## What you will do
Copy out each line exactly; pictures stay out of the copy.

___ Recorded information

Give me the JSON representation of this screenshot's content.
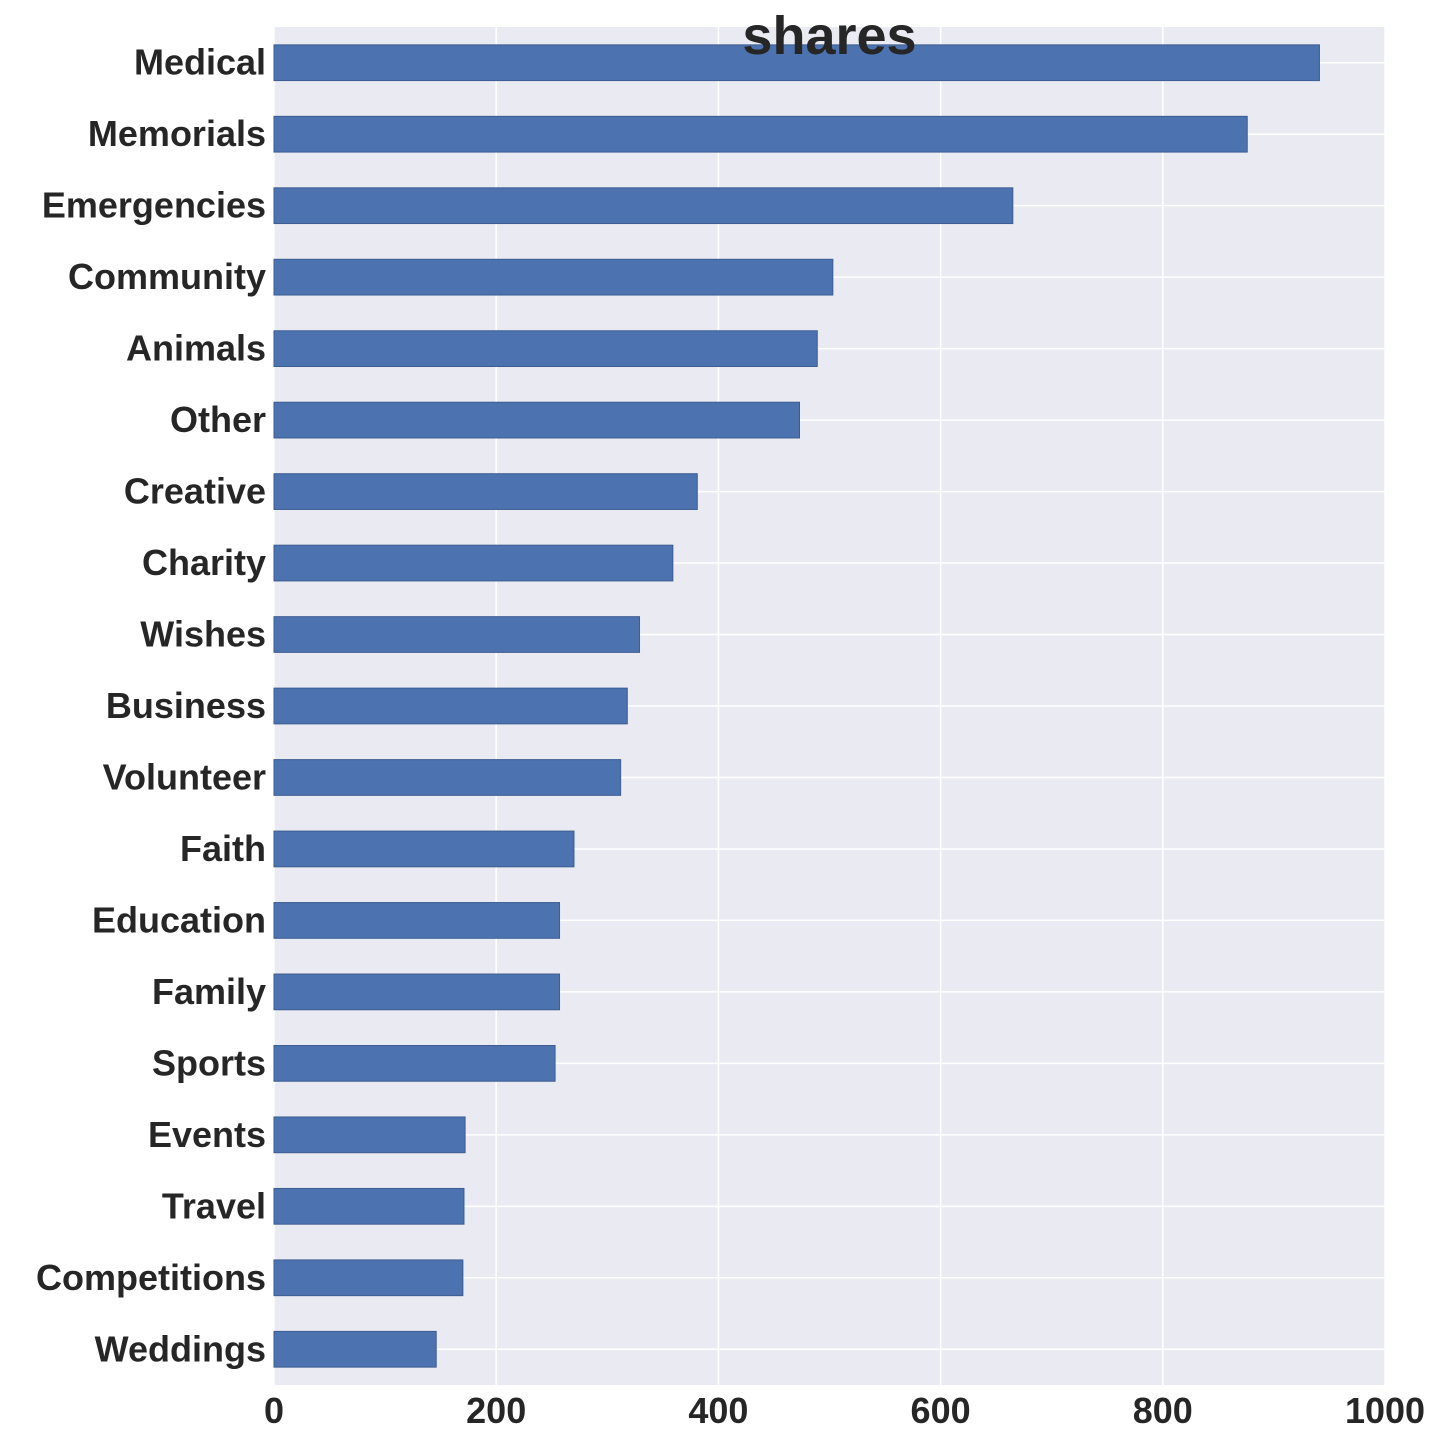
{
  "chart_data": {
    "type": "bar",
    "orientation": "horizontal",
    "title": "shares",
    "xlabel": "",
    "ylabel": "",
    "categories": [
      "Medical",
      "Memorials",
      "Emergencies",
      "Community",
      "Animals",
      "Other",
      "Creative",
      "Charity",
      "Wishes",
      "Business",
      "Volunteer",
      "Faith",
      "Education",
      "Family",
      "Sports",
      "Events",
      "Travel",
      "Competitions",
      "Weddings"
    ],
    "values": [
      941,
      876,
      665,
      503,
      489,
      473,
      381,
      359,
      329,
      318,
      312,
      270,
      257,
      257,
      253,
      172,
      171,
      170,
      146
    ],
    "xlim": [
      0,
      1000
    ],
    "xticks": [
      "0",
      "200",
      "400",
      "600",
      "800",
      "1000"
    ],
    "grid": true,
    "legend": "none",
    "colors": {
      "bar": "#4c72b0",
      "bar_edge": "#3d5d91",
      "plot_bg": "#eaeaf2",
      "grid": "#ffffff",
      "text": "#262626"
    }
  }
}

______

## Solution for this exercise
Give me the JSON representation of this screenshot's content.
{
  "chart_data": {
    "type": "bar",
    "orientation": "horizontal",
    "title": "shares",
    "xlabel": "",
    "ylabel": "",
    "categories": [
      "Medical",
      "Memorials",
      "Emergencies",
      "Community",
      "Animals",
      "Other",
      "Creative",
      "Charity",
      "Wishes",
      "Business",
      "Volunteer",
      "Faith",
      "Education",
      "Family",
      "Sports",
      "Events",
      "Travel",
      "Competitions",
      "Weddings"
    ],
    "values": [
      941,
      876,
      665,
      503,
      489,
      473,
      381,
      359,
      329,
      318,
      312,
      270,
      257,
      257,
      253,
      172,
      171,
      170,
      146
    ],
    "xlim": [
      0,
      1000
    ],
    "xticks": [
      "0",
      "200",
      "400",
      "600",
      "800",
      "1000"
    ],
    "grid": true,
    "legend": "none",
    "colors": {
      "bar": "#4c72b0",
      "bar_edge": "#3d5d91",
      "plot_bg": "#eaeaf2",
      "grid": "#ffffff",
      "text": "#262626"
    }
  }
}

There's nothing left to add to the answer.